Exercise description: Skip the images. Copy the records exactly as written.

---------------

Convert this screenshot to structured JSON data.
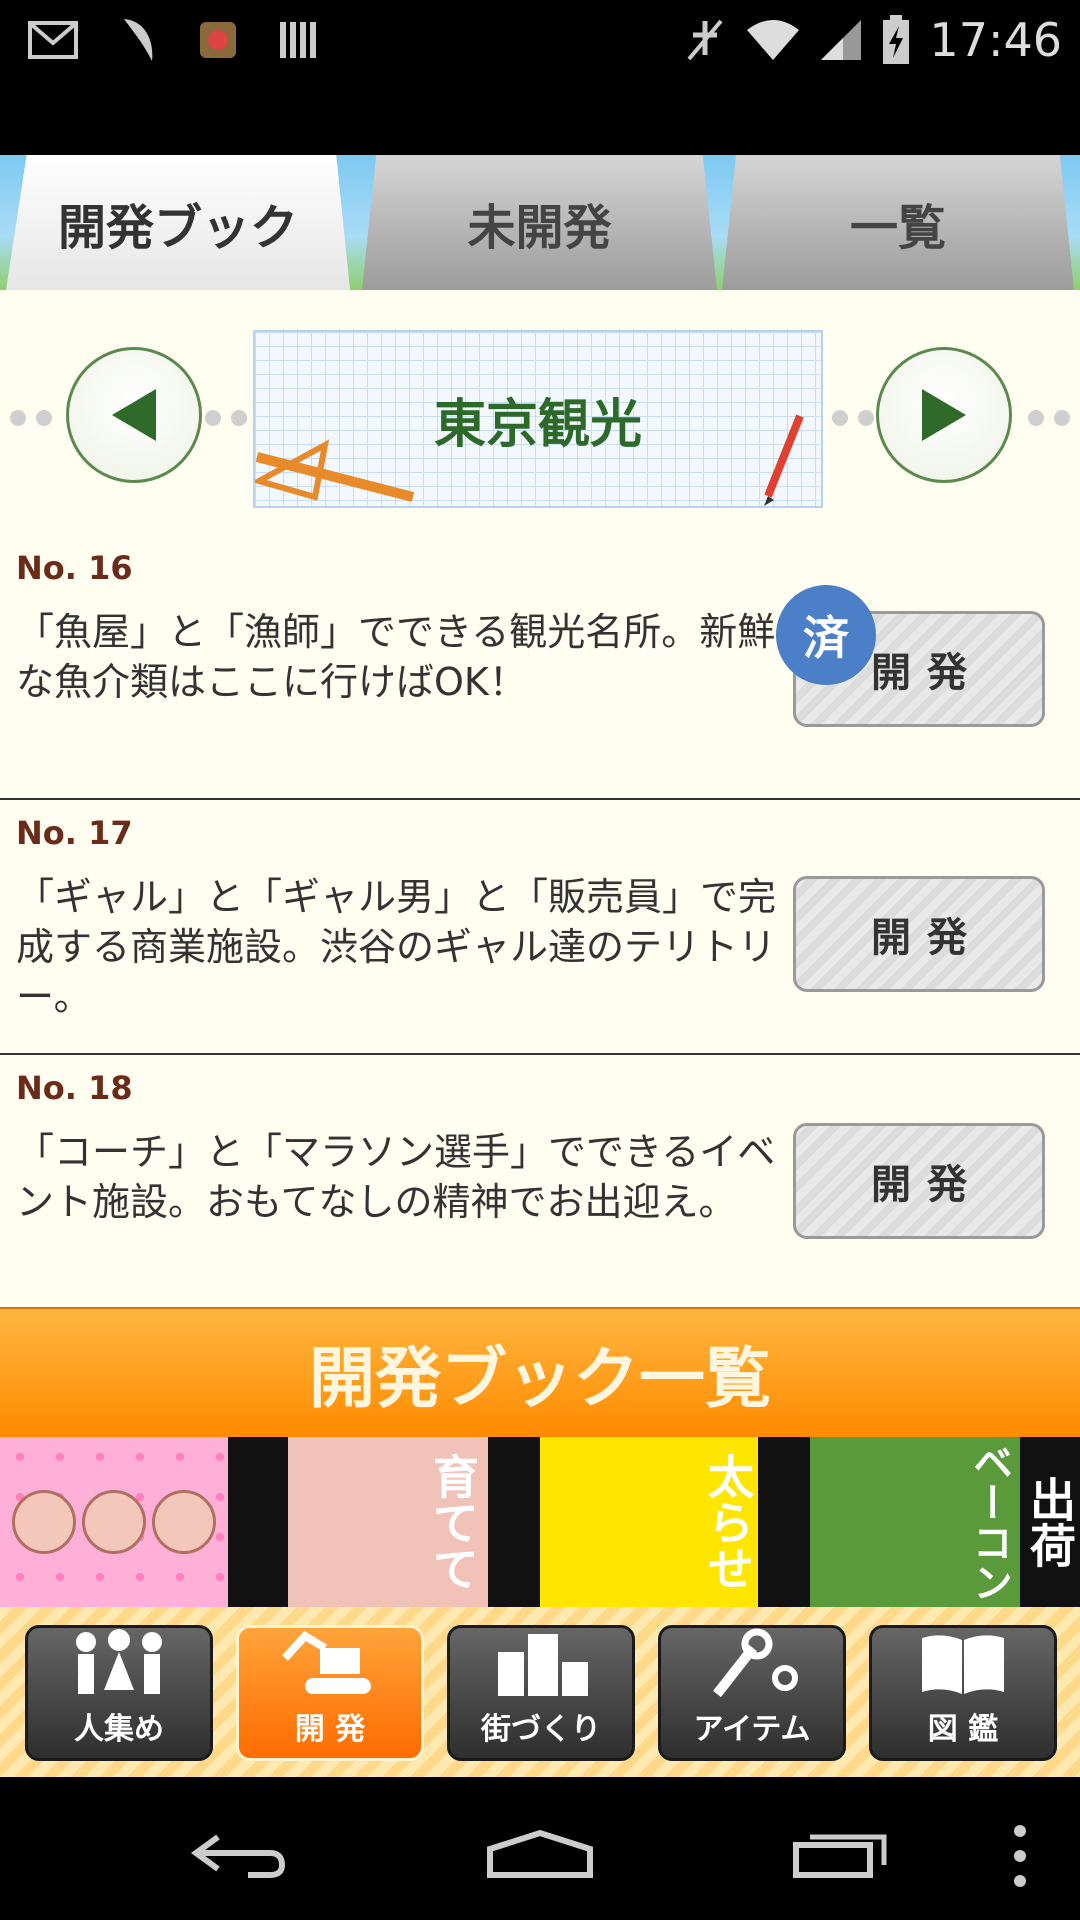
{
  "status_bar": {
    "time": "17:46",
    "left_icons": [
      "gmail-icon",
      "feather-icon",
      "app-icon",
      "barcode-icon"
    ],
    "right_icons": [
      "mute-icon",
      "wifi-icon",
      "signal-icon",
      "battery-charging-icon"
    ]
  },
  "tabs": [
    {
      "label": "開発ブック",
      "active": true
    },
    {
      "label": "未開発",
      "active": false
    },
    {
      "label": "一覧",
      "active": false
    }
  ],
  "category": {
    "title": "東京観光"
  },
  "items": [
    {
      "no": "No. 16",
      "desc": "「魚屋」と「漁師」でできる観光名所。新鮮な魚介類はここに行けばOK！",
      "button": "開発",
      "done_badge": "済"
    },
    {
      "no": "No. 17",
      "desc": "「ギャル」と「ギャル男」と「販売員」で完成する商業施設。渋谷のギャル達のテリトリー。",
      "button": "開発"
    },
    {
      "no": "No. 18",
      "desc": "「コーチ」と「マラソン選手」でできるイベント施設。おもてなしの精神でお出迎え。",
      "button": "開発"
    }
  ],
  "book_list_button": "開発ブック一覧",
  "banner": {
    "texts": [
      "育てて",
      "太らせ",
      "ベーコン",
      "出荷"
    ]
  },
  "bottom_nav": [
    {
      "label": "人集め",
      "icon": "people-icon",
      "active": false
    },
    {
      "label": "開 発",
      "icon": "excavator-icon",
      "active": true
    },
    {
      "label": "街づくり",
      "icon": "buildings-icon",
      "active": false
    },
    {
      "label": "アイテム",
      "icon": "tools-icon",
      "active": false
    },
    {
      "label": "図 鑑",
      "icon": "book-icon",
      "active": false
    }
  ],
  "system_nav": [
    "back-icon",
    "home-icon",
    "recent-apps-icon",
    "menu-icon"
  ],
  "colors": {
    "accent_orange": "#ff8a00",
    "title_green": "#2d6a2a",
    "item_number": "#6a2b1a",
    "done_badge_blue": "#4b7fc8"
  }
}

---------------

Response to the exercise:
Convert this screenshot to structured JSON data.
{
  "status_bar": {
    "time": "17:46",
    "left_icons": [
      "gmail-icon",
      "feather-icon",
      "app-icon",
      "barcode-icon"
    ],
    "right_icons": [
      "mute-icon",
      "wifi-icon",
      "signal-icon",
      "battery-charging-icon"
    ]
  },
  "tabs": [
    {
      "label": "開発ブック",
      "active": true
    },
    {
      "label": "未開発",
      "active": false
    },
    {
      "label": "一覧",
      "active": false
    }
  ],
  "category": {
    "title": "東京観光"
  },
  "items": [
    {
      "no": "No. 16",
      "desc": "「魚屋」と「漁師」でできる観光名所。新鮮な魚介類はここに行けばOK！",
      "button": "開発",
      "done_badge": "済"
    },
    {
      "no": "No. 17",
      "desc": "「ギャル」と「ギャル男」と「販売員」で完成する商業施設。渋谷のギャル達のテリトリー。",
      "button": "開発"
    },
    {
      "no": "No. 18",
      "desc": "「コーチ」と「マラソン選手」でできるイベント施設。おもてなしの精神でお出迎え。",
      "button": "開発"
    }
  ],
  "book_list_button": "開発ブック一覧",
  "banner": {
    "texts": [
      "育てて",
      "太らせ",
      "ベーコン",
      "出荷"
    ]
  },
  "bottom_nav": [
    {
      "label": "人集め",
      "icon": "people-icon",
      "active": false
    },
    {
      "label": "開 発",
      "icon": "excavator-icon",
      "active": true
    },
    {
      "label": "街づくり",
      "icon": "buildings-icon",
      "active": false
    },
    {
      "label": "アイテム",
      "icon": "tools-icon",
      "active": false
    },
    {
      "label": "図 鑑",
      "icon": "book-icon",
      "active": false
    }
  ],
  "system_nav": [
    "back-icon",
    "home-icon",
    "recent-apps-icon",
    "menu-icon"
  ],
  "colors": {
    "accent_orange": "#ff8a00",
    "title_green": "#2d6a2a",
    "item_number": "#6a2b1a",
    "done_badge_blue": "#4b7fc8"
  }
}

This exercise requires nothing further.